Prompt >>
Copy each line in which the string "scipy" occurs.

Given records >>
#####
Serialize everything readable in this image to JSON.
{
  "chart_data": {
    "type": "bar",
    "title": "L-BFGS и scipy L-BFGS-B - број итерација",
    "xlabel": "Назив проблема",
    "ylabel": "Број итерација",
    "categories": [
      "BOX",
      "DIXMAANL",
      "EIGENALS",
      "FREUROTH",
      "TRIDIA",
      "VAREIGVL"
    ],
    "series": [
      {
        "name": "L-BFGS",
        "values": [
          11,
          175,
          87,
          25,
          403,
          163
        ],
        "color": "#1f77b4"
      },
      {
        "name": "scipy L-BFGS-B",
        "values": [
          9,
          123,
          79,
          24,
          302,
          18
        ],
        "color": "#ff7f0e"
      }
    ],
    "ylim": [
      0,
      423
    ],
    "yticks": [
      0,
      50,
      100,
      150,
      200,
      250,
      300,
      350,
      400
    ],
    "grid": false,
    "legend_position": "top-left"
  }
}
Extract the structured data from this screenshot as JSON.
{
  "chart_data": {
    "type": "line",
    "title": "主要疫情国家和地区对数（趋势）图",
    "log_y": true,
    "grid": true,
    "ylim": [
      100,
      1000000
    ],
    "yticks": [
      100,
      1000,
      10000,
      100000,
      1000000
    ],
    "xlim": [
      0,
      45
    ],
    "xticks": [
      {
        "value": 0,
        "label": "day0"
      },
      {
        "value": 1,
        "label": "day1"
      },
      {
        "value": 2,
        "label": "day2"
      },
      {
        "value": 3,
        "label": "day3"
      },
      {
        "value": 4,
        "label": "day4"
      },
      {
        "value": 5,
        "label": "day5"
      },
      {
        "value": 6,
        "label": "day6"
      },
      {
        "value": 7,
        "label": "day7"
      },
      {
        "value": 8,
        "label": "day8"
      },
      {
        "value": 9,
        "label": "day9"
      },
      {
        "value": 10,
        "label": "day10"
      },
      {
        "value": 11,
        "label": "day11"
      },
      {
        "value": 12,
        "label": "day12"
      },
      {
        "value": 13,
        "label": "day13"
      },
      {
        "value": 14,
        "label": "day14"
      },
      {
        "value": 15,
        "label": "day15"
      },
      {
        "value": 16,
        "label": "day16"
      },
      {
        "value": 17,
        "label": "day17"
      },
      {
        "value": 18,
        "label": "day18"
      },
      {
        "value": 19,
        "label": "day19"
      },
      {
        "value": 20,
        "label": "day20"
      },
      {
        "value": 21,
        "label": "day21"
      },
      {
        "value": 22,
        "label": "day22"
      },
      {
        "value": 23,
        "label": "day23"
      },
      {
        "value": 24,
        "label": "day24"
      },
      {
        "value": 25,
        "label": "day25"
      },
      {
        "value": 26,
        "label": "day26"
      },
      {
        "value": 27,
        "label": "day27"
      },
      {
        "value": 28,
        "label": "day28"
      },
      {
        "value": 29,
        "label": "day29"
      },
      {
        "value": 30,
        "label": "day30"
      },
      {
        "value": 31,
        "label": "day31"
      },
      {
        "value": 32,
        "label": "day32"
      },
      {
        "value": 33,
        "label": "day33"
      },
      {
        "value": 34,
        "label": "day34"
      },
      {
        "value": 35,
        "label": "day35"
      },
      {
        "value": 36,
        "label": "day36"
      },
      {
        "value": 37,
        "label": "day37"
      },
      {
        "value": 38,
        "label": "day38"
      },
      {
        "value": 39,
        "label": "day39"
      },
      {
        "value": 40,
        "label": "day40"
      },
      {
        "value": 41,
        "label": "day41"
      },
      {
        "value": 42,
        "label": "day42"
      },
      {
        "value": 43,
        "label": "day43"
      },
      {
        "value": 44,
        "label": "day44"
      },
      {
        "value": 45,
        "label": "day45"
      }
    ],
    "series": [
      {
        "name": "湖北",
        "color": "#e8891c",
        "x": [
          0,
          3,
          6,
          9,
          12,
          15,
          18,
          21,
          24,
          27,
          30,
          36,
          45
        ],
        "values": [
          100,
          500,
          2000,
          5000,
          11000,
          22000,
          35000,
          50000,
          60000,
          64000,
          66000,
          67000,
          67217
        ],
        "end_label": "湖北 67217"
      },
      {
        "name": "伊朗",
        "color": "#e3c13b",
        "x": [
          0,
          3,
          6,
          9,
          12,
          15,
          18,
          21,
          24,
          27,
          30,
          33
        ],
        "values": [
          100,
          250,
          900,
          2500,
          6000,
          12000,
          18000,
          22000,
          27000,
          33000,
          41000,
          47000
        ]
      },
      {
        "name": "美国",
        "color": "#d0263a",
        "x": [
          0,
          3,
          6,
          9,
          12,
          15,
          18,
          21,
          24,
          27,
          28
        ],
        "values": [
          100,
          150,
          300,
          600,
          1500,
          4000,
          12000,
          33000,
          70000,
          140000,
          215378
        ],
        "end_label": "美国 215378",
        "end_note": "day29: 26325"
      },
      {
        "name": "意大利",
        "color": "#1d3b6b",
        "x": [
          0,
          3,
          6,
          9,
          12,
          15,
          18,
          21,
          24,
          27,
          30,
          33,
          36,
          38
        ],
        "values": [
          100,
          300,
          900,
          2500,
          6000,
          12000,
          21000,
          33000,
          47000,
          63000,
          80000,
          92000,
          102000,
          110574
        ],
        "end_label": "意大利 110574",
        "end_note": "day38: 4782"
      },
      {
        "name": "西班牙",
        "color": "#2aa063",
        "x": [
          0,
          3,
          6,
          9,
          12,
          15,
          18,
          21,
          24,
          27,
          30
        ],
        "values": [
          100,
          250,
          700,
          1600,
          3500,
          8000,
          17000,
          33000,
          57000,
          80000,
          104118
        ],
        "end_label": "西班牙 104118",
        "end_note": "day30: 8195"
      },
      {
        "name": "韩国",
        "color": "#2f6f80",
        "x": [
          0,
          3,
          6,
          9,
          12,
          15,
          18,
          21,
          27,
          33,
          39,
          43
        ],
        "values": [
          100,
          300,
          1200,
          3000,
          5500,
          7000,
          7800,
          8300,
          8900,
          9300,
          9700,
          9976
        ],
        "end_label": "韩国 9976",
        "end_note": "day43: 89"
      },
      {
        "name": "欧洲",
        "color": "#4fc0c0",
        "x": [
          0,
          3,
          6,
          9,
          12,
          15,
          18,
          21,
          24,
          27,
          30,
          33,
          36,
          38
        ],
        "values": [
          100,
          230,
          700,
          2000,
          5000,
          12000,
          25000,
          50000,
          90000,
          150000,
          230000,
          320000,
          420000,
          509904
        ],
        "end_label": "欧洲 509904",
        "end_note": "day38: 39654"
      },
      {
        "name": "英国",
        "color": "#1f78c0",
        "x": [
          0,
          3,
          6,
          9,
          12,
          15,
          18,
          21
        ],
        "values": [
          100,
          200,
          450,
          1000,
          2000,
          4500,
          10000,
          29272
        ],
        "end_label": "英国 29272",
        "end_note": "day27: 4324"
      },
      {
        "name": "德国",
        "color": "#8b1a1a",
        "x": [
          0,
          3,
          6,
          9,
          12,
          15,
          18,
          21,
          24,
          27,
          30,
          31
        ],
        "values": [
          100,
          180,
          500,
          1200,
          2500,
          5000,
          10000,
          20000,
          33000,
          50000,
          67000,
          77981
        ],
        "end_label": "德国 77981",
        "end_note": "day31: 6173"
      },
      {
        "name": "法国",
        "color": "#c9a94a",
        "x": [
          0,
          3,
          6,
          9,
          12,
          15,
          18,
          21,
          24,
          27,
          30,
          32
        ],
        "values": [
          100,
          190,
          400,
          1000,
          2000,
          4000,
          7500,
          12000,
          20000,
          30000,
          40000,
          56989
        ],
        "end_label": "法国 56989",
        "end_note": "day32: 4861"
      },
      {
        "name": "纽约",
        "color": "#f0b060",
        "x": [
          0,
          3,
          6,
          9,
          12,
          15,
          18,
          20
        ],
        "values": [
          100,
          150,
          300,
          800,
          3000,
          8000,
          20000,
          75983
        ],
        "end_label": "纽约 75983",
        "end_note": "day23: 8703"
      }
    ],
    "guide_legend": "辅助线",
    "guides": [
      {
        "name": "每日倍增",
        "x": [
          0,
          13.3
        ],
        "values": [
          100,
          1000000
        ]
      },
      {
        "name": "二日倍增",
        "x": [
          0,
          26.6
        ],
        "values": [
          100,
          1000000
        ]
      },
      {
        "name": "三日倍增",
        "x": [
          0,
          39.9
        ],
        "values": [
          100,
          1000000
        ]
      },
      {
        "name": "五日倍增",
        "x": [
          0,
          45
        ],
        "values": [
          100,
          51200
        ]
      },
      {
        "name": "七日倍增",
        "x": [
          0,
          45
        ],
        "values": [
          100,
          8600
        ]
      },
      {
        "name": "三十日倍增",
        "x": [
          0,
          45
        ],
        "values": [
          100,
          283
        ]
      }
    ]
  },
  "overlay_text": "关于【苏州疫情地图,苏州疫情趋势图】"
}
#####
Solution >>
    "title": "L-BFGS и scipy L-BFGS-B - број итерација",
        "name": "scipy L-BFGS-B",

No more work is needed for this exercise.